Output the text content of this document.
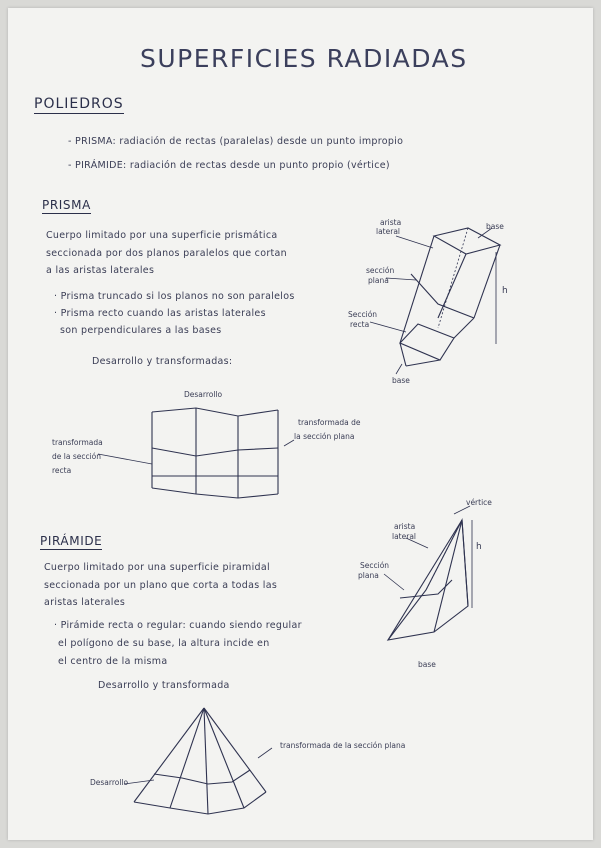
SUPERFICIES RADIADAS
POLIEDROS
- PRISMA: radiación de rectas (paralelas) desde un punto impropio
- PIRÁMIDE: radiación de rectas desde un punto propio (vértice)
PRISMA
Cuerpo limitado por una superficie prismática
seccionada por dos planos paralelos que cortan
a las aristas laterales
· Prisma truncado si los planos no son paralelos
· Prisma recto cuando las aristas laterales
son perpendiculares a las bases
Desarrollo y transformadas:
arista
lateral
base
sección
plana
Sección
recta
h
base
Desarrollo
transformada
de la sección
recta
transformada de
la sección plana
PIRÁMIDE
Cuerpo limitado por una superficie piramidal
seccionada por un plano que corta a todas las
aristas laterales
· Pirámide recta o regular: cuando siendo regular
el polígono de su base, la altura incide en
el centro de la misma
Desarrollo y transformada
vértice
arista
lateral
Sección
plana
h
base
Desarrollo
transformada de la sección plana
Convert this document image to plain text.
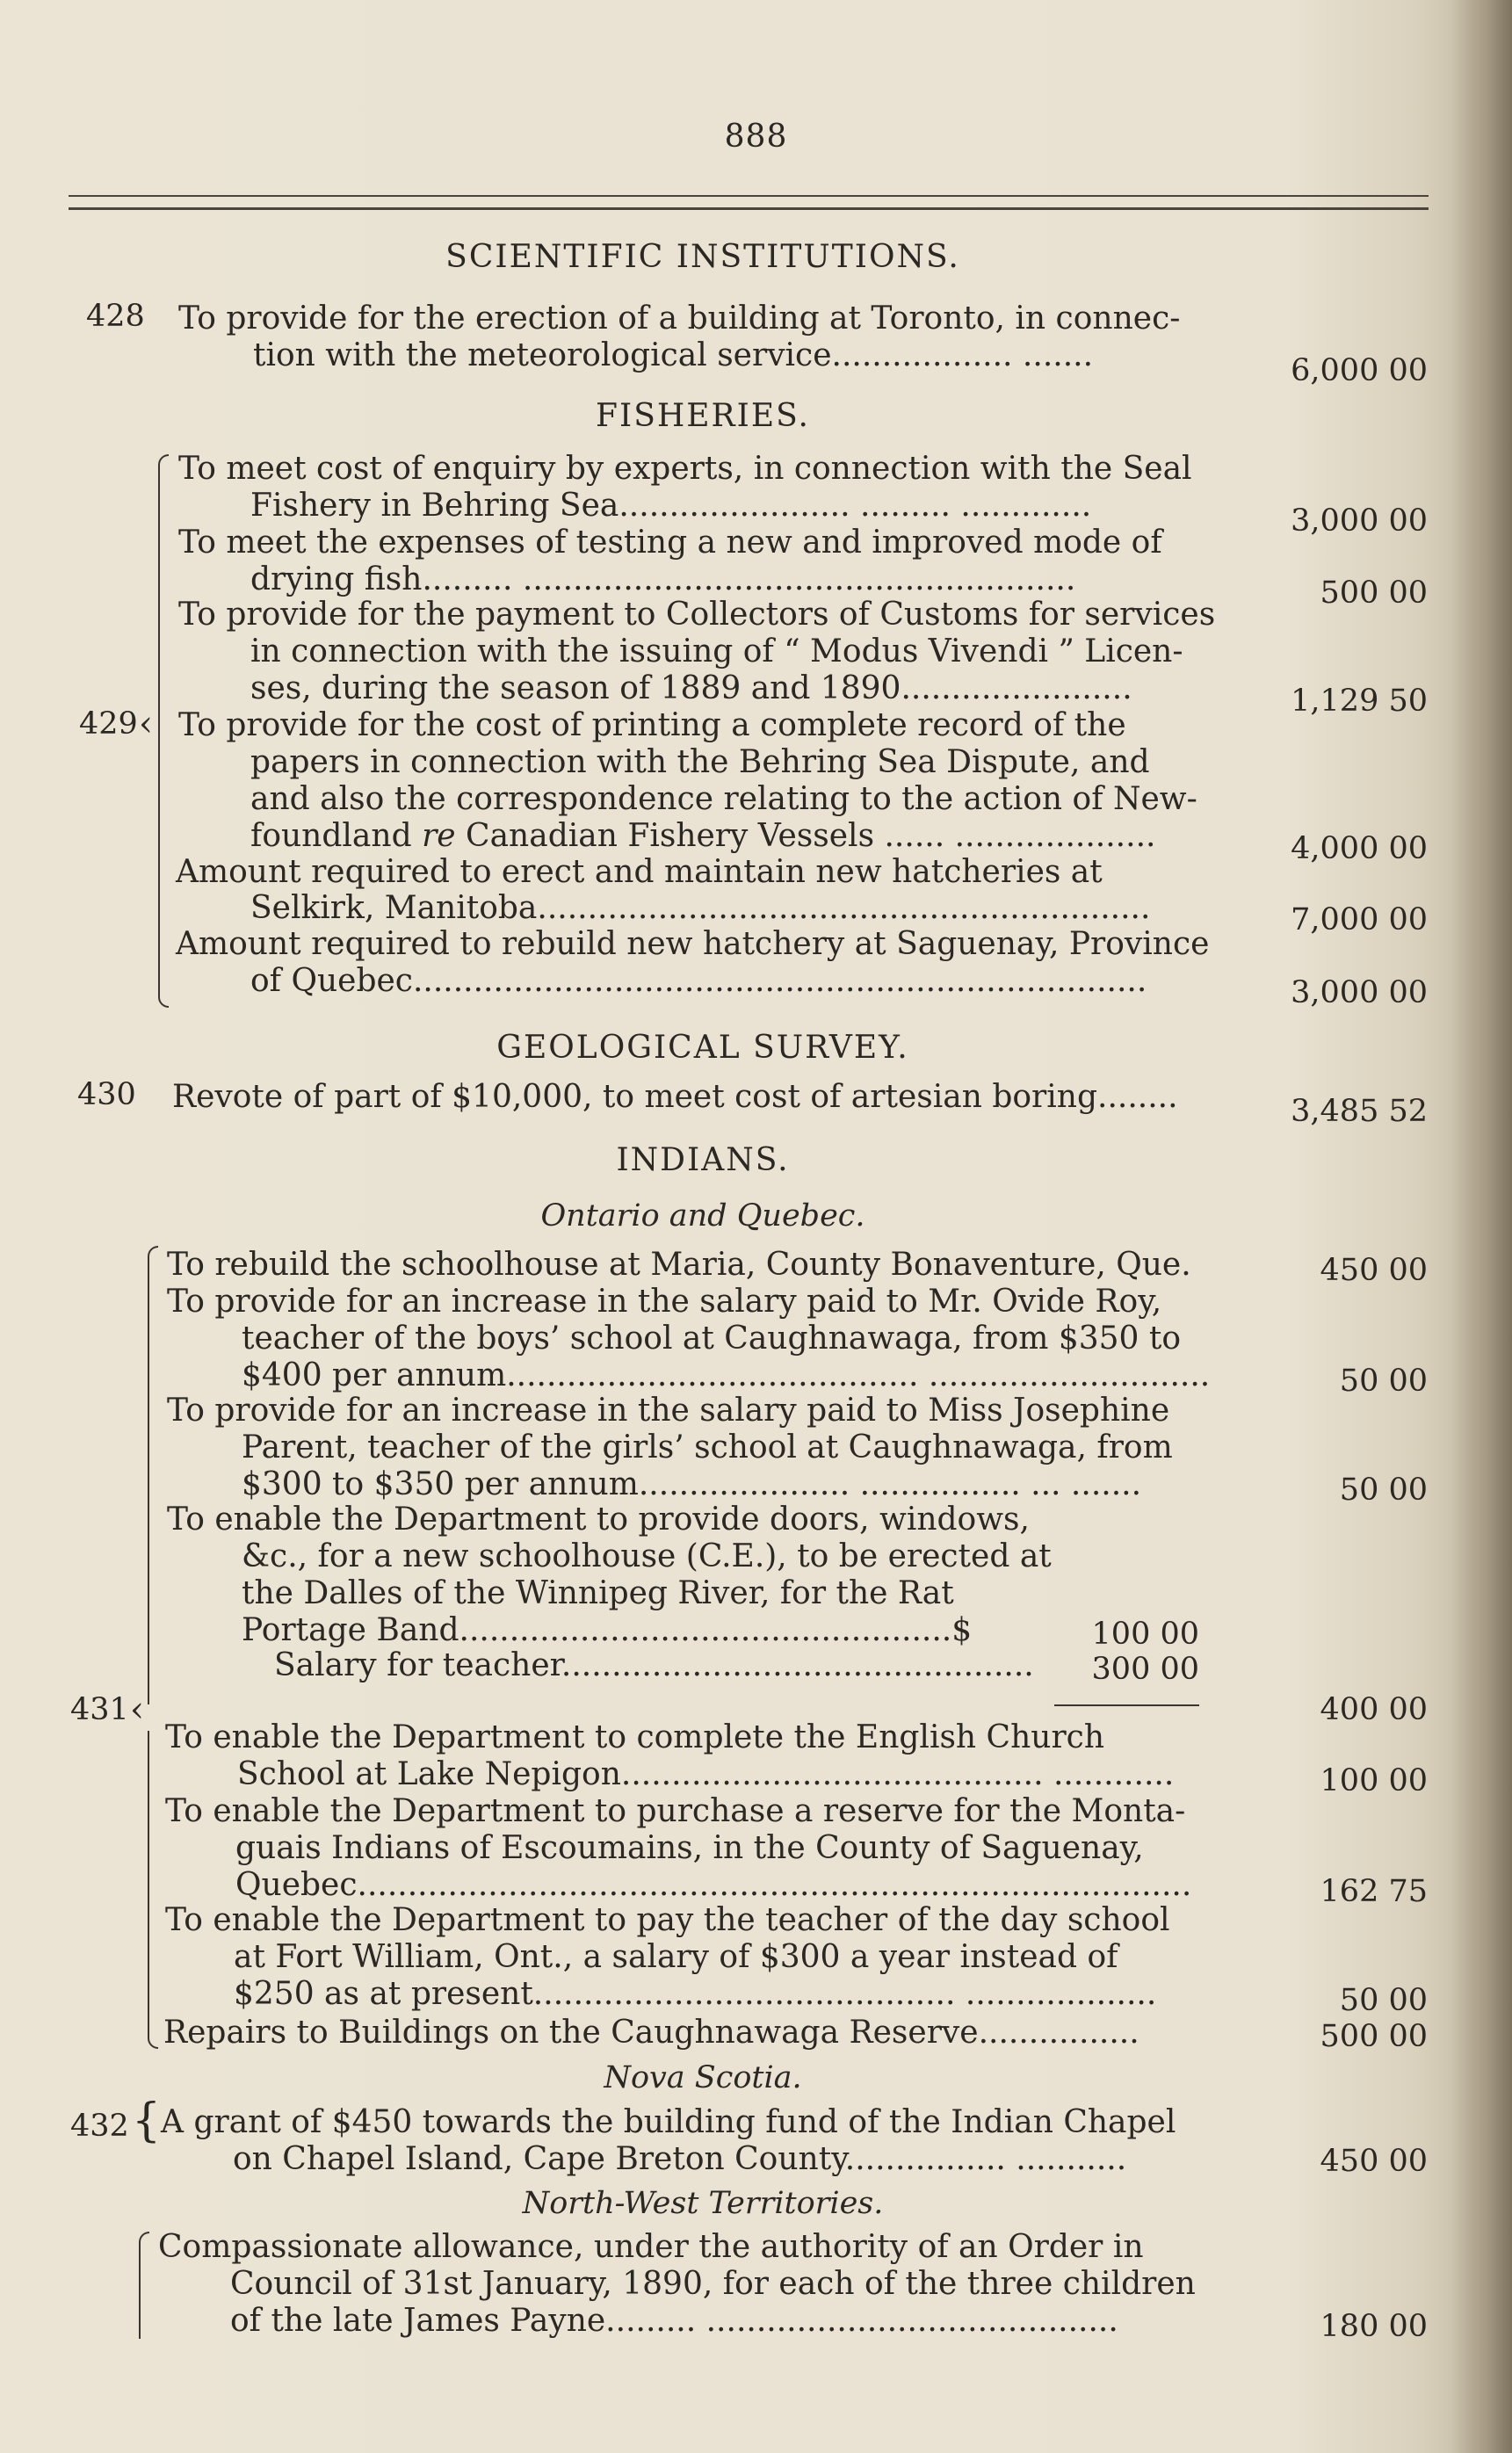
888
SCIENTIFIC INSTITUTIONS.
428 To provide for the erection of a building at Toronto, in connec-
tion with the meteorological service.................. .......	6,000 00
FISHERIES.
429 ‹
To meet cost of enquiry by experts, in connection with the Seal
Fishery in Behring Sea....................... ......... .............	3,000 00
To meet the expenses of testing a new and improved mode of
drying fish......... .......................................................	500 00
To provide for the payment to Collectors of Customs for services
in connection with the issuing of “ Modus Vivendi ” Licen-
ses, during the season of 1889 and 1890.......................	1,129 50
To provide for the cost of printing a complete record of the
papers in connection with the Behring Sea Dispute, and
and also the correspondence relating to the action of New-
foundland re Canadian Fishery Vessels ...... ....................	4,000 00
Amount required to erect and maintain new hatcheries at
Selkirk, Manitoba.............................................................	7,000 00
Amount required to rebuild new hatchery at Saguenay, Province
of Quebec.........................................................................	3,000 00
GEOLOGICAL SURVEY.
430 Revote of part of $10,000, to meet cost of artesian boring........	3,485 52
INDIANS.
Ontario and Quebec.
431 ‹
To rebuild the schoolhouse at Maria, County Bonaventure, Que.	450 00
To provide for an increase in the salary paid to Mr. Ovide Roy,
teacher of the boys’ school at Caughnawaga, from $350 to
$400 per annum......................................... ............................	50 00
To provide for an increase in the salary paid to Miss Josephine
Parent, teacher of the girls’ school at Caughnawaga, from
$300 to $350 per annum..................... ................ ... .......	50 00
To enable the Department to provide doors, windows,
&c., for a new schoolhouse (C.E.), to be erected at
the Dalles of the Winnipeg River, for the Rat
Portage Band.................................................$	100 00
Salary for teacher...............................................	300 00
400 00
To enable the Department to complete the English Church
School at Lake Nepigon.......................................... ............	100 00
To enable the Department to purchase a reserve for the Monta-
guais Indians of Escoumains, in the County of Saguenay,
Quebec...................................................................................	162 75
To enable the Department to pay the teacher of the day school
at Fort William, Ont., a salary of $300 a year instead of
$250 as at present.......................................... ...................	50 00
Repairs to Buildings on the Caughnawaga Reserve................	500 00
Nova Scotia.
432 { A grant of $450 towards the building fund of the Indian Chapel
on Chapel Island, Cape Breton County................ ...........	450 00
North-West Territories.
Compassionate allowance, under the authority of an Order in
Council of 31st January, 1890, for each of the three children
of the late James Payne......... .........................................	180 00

Exercise description> Set down every entry word for word, but omit the pictures.

Answer below>
Output the text content of this document.
SUPERFICIES RADIADAS
POLIEDROS
- PRISMA: radiación de rectas (paralelas) desde un punto impropio
- PIRÁMIDE: radiación de rectas desde un punto propio (vértice)
PRISMA
Cuerpo limitado por una superficie prismática
seccionada por dos planos paralelos que cortan
a las aristas laterales
· Prisma truncado si los planos no son paralelos
· Prisma recto cuando las aristas laterales
son perpendiculares a las bases
Desarrollo y transformadas:
arista
lateral
base
sección
plana
Sección
recta
h
base
Desarrollo
transformada
de la sección
recta
transformada de
la sección plana
PIRÁMIDE
Cuerpo limitado por una superficie piramidal
seccionada por un plano que corta a todas las
aristas laterales
· Pirámide recta o regular: cuando siendo regular
el polígono de su base, la altura incide en
el centro de la misma
Desarrollo y transformada
vértice
arista
lateral
Sección
plana
h
base
Desarrollo
transformada de la sección plana
Convert this document image to plain text.
888
SCIENTIFIC INSTITUTIONS.
428 To provide for the erection of a building at Toronto, in connec-
tion with the meteorological service.................. .......	6,000 00
FISHERIES.
429 ‹
To meet cost of enquiry by experts, in connection with the Seal
Fishery in Behring Sea....................... ......... .............	3,000 00
To meet the expenses of testing a new and improved mode of
drying fish......... .......................................................	500 00
To provide for the payment to Collectors of Customs for services
in connection with the issuing of “ Modus Vivendi ” Licen-
ses, during the season of 1889 and 1890.......................	1,129 50
To provide for the cost of printing a complete record of the
papers in connection with the Behring Sea Dispute, and
and also the correspondence relating to the action of New-
foundland re Canadian Fishery Vessels ...... ....................	4,000 00
Amount required to erect and maintain new hatcheries at
Selkirk, Manitoba.............................................................	7,000 00
Amount required to rebuild new hatchery at Saguenay, Province
of Quebec.........................................................................	3,000 00
GEOLOGICAL SURVEY.
430 Revote of part of $10,000, to meet cost of artesian boring........	3,485 52
INDIANS.
Ontario and Quebec.
431 ‹
To rebuild the schoolhouse at Maria, County Bonaventure, Que.	450 00
To provide for an increase in the salary paid to Mr. Ovide Roy,
teacher of the boys’ school at Caughnawaga, from $350 to
$400 per annum......................................... ............................	50 00
To provide for an increase in the salary paid to Miss Josephine
Parent, teacher of the girls’ school at Caughnawaga, from
$300 to $350 per annum..................... ................ ... .......	50 00
To enable the Department to provide doors, windows,
&c., for a new schoolhouse (C.E.), to be erected at
the Dalles of the Winnipeg River, for the Rat
Portage Band.................................................$	100 00
Salary for teacher...............................................	300 00
400 00
To enable the Department to complete the English Church
School at Lake Nepigon.......................................... ............	100 00
To enable the Department to purchase a reserve for the Monta-
guais Indians of Escoumains, in the County of Saguenay,
Quebec...................................................................................	162 75
To enable the Department to pay the teacher of the day school
at Fort William, Ont., a salary of $300 a year instead of
$250 as at present.......................................... ...................	50 00
Repairs to Buildings on the Caughnawaga Reserve................	500 00
Nova Scotia.
432 { A grant of $450 towards the building fund of the Indian Chapel
on Chapel Island, Cape Breton County................ ...........	450 00
North-West Territories.
Compassionate allowance, under the authority of an Order in
Council of 31st January, 1890, for each of the three children
of the late James Payne......... .........................................	180 00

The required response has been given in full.